#### LISTING

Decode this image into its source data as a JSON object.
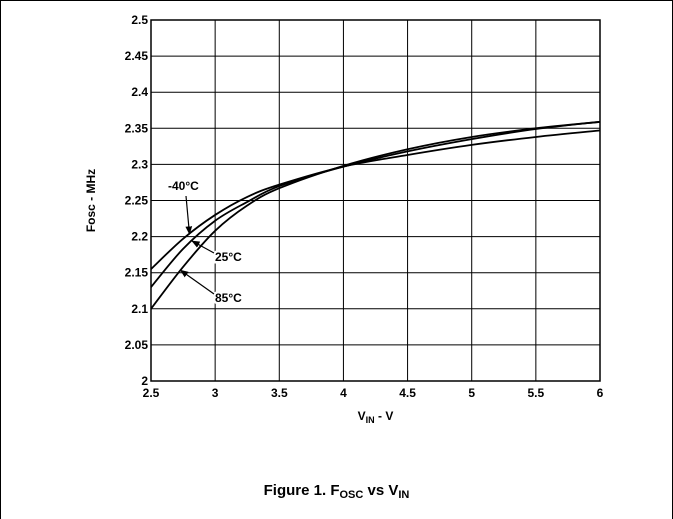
{
  "caption": {
    "prefix": "Figure 1. F",
    "sub1": "OSC",
    "middle": " vs V",
    "sub2": "IN"
  },
  "chart_data": {
    "type": "line",
    "title": "",
    "ylabel": "Fosc - MHz",
    "xlabel": {
      "main": "V",
      "sub": "IN",
      "suffix": " - V"
    },
    "xlim": [
      2.5,
      6
    ],
    "ylim": [
      2.0,
      2.5
    ],
    "xticks": [
      2.5,
      3,
      3.5,
      4,
      4.5,
      5,
      5.5,
      6
    ],
    "xtick_labels": [
      "2.5",
      "3",
      "3.5",
      "4",
      "4.5",
      "5",
      "5.5",
      "6"
    ],
    "yticks": [
      2.0,
      2.05,
      2.1,
      2.15,
      2.2,
      2.25,
      2.3,
      2.35,
      2.4,
      2.45,
      2.5
    ],
    "ytick_labels": [
      "2",
      "2.05",
      "2.1",
      "2.15",
      "2.2",
      "2.25",
      "2.3",
      "2.35",
      "2.4",
      "2.45",
      "2.5"
    ],
    "grid": true,
    "line_color": "#000000",
    "series": [
      {
        "name": "-40°C",
        "x": [
          2.5,
          2.75,
          3.0,
          3.25,
          3.5,
          4.0,
          4.5,
          5.0,
          5.5,
          6.0
        ],
        "y": [
          2.155,
          2.197,
          2.23,
          2.255,
          2.272,
          2.297,
          2.313,
          2.327,
          2.338,
          2.347
        ]
      },
      {
        "name": "25°C",
        "x": [
          2.5,
          2.75,
          3.0,
          3.25,
          3.5,
          4.0,
          4.5,
          5.0,
          5.5,
          6.0
        ],
        "y": [
          2.13,
          2.183,
          2.222,
          2.248,
          2.27,
          2.297,
          2.318,
          2.335,
          2.349,
          2.359
        ]
      },
      {
        "name": "85°C",
        "x": [
          2.5,
          2.75,
          3.0,
          3.25,
          3.5,
          4.0,
          4.5,
          5.0,
          5.5,
          6.0
        ],
        "y": [
          2.1,
          2.158,
          2.208,
          2.243,
          2.267,
          2.298,
          2.321,
          2.338,
          2.35,
          2.359
        ]
      }
    ],
    "annotations": [
      {
        "text": "-40°C",
        "series": "-40°C",
        "x": 2.8
      },
      {
        "text": "25°C",
        "series": "25°C",
        "x": 2.82
      },
      {
        "text": "85°C",
        "series": "85°C",
        "x": 2.73
      }
    ]
  }
}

########

> [YOUR INSTRUCTIONS]: Filter the entries and copy out every line with the word "series".

> [RESULT OF THE TASK]:
    "series": [
        "series": "-40°C",
        "series": "25°C",
        "series": "85°C",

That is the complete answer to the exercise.